_Task to carry out_: Copy out each line of the material in which the word "title" appears.

_Data supplied_:
--- start ---

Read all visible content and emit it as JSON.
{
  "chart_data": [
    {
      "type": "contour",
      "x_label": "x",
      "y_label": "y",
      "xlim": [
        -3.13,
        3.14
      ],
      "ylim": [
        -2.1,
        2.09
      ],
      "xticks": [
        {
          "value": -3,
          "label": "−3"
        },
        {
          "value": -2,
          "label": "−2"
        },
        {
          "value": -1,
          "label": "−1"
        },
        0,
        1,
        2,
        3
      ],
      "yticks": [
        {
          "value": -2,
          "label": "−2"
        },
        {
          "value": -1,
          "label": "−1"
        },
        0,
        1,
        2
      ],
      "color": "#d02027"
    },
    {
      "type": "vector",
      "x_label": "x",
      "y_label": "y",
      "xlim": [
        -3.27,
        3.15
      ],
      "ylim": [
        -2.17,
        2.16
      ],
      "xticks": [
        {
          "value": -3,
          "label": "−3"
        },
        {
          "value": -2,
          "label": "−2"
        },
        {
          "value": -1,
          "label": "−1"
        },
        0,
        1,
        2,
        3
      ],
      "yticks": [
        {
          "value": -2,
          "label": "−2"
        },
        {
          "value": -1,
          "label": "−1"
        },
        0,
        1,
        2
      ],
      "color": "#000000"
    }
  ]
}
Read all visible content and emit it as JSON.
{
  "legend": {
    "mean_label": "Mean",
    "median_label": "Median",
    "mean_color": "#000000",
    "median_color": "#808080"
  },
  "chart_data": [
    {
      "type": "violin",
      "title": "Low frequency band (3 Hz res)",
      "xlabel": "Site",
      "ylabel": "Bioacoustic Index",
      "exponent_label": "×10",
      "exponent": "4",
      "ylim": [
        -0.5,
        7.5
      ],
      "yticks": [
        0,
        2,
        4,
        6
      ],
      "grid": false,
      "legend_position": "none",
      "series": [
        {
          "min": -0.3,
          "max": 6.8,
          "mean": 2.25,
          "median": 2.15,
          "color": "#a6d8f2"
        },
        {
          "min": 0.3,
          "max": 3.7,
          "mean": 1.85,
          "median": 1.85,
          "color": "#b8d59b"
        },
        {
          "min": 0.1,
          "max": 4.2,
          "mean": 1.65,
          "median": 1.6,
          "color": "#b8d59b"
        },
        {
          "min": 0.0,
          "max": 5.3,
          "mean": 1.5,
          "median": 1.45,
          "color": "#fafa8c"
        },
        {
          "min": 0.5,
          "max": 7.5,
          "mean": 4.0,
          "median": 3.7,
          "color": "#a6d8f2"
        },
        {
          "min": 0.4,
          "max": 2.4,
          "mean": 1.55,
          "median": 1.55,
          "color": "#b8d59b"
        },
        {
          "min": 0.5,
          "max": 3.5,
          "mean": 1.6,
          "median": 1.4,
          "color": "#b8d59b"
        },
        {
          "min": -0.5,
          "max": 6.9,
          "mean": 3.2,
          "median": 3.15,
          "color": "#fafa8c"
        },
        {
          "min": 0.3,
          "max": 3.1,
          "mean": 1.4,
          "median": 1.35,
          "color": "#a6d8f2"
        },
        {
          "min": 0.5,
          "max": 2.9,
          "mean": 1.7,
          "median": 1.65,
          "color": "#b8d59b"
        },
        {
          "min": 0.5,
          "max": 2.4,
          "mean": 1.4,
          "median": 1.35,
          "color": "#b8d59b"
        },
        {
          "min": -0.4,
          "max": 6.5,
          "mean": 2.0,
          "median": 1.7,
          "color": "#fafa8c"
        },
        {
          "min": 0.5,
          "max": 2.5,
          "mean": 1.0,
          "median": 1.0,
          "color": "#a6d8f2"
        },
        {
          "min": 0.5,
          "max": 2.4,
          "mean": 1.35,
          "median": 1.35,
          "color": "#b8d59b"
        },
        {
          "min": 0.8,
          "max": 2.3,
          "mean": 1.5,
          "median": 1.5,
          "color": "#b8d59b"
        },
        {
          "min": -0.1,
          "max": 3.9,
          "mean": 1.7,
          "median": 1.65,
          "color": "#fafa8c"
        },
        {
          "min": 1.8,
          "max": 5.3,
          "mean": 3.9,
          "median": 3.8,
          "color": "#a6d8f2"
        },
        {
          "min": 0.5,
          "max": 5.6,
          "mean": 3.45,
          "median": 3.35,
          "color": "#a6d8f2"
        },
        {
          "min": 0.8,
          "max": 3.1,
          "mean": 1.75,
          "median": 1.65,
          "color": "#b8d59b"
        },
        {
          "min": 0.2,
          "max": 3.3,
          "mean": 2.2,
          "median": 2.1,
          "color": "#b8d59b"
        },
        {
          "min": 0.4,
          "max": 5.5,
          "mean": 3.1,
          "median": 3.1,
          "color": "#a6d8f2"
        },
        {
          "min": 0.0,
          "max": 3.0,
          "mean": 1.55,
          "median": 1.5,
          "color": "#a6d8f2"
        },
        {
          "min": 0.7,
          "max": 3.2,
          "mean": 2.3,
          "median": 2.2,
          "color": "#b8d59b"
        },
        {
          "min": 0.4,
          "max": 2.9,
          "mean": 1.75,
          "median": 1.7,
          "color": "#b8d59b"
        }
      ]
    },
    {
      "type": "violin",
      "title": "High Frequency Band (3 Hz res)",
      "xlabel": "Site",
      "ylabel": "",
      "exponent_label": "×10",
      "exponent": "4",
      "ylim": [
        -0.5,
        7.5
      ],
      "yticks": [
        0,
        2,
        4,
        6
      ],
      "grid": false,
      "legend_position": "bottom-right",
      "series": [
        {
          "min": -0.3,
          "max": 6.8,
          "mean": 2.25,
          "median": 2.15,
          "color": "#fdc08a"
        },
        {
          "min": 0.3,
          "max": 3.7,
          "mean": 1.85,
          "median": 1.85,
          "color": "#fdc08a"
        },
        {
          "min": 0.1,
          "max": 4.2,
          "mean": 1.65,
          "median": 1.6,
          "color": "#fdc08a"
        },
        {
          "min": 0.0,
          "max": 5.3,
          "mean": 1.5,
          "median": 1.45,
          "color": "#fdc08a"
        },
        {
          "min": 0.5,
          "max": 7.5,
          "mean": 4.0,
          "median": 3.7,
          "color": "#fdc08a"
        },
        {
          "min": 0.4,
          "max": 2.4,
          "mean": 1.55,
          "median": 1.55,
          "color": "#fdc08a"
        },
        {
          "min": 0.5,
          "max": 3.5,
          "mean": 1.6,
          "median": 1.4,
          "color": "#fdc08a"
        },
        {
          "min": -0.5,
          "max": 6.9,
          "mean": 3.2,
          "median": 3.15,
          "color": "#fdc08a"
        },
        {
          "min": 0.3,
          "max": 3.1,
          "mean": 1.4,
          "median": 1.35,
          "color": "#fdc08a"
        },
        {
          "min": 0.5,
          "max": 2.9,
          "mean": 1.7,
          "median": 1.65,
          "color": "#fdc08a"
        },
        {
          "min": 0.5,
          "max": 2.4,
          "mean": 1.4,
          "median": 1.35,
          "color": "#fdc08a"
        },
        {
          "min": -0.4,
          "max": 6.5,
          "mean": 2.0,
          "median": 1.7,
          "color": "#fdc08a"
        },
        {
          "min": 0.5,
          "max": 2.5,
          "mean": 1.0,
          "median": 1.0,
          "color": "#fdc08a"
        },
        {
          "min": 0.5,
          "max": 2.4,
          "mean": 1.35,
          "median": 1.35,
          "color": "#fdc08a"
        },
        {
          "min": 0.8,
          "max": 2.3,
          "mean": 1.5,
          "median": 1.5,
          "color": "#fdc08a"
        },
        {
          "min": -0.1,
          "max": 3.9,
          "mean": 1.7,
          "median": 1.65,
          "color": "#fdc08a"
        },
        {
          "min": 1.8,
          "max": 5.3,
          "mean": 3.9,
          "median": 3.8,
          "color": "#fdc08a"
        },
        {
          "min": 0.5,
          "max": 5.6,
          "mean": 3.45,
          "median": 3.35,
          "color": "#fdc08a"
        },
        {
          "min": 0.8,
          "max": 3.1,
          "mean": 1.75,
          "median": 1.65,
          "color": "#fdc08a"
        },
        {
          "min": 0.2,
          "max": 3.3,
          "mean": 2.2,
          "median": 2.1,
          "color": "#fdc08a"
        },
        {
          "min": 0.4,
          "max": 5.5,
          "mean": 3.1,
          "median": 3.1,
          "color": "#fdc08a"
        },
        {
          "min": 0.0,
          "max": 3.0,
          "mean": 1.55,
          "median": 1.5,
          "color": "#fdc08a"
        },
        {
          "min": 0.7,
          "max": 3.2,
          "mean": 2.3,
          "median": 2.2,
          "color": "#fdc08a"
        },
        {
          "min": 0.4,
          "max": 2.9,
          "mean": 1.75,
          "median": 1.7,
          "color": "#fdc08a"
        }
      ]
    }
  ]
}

--- end ---

_Result of the exercise_:
      "title": "Low frequency band (3 Hz res)",
      "title": "High Frequency Band (3 Hz res)",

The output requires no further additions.